* **Instructions to follow**
Quote, verbatim, all material below, without pictures.

Extracted records:
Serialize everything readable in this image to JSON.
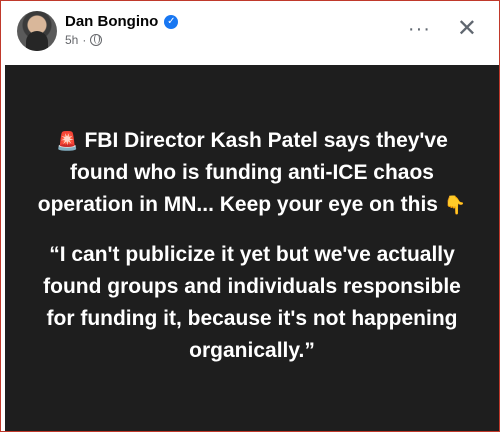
{
  "post": {
    "author": "Dan Bongino",
    "verified_mark": "✓",
    "time": "5h",
    "separator": "·",
    "more_label": "···",
    "close_label": "✕",
    "emoji_siren": "🚨",
    "headline": "FBI Director Kash Patel says they've found who is funding anti-ICE chaos operation in MN... Keep your eye on this",
    "emoji_hand": "👇",
    "quote": "“I can't publicize it yet but we've actually found groups and individuals responsible for funding it, because it's not happening organically.”"
  },
  "colors": {
    "card_bg": "#1e1e1e",
    "text": "#ffffff",
    "verified": "#1877f2",
    "meta": "#65676b"
  },
  "icons": [
    "verified-icon",
    "globe-icon",
    "more-options-icon",
    "close-icon",
    "siren-emoji",
    "pointing-down-emoji"
  ]
}
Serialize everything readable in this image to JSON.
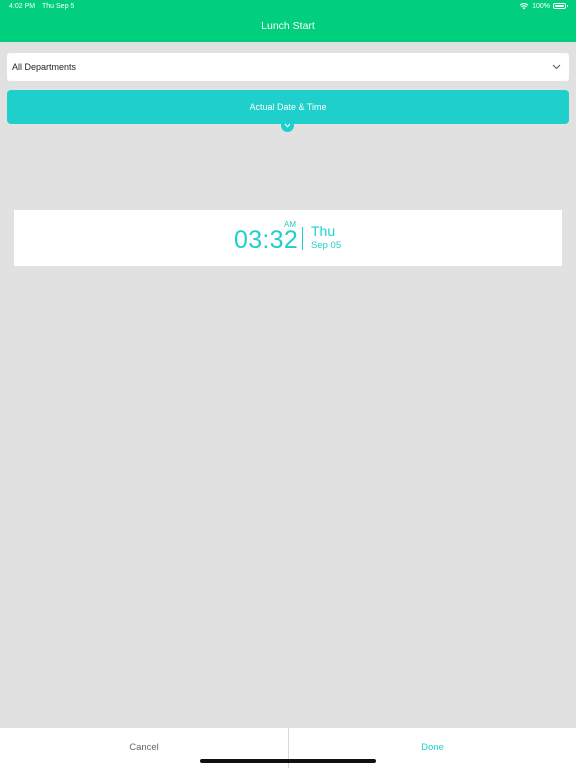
{
  "status_bar": {
    "time": "4:02 PM",
    "date": "Thu Sep 5",
    "battery": "100%"
  },
  "nav": {
    "title": "Lunch Start"
  },
  "department_select": {
    "value": "All Departments"
  },
  "date_bar": {
    "label": "Actual Date & Time"
  },
  "picker": {
    "time": "03:32",
    "ampm": "AM",
    "weekday": "Thu",
    "date": "Sep 05"
  },
  "actions": {
    "cancel": "Cancel",
    "done": "Done"
  },
  "colors": {
    "header": "#01cf7e",
    "accent": "#1fcfcb",
    "background": "#e1e1e1"
  },
  "icons": [
    "wifi-icon",
    "battery-icon",
    "chevron-down-icon"
  ]
}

* **Complete answer**
Serialize everything readable in this image to JSON.
{
  "post": {
    "author": "Dan Bongino",
    "verified_mark": "✓",
    "time": "5h",
    "separator": "·",
    "more_label": "···",
    "close_label": "✕",
    "emoji_siren": "🚨",
    "headline": "FBI Director Kash Patel says they've found who is funding anti-ICE chaos operation in MN... Keep your eye on this",
    "emoji_hand": "👇",
    "quote": "“I can't publicize it yet but we've actually found groups and individuals responsible for funding it, because it's not happening organically.”"
  },
  "colors": {
    "card_bg": "#1e1e1e",
    "text": "#ffffff",
    "verified": "#1877f2",
    "meta": "#65676b"
  },
  "icons": [
    "verified-icon",
    "globe-icon",
    "more-options-icon",
    "close-icon",
    "siren-emoji",
    "pointing-down-emoji"
  ]
}
Serialize everything readable in this image to JSON.
{
  "status_bar": {
    "time": "4:02 PM",
    "date": "Thu Sep 5",
    "battery": "100%"
  },
  "nav": {
    "title": "Lunch Start"
  },
  "department_select": {
    "value": "All Departments"
  },
  "date_bar": {
    "label": "Actual Date & Time"
  },
  "picker": {
    "time": "03:32",
    "ampm": "AM",
    "weekday": "Thu",
    "date": "Sep 05"
  },
  "actions": {
    "cancel": "Cancel",
    "done": "Done"
  },
  "colors": {
    "header": "#01cf7e",
    "accent": "#1fcfcb",
    "background": "#e1e1e1"
  },
  "icons": [
    "wifi-icon",
    "battery-icon",
    "chevron-down-icon"
  ]
}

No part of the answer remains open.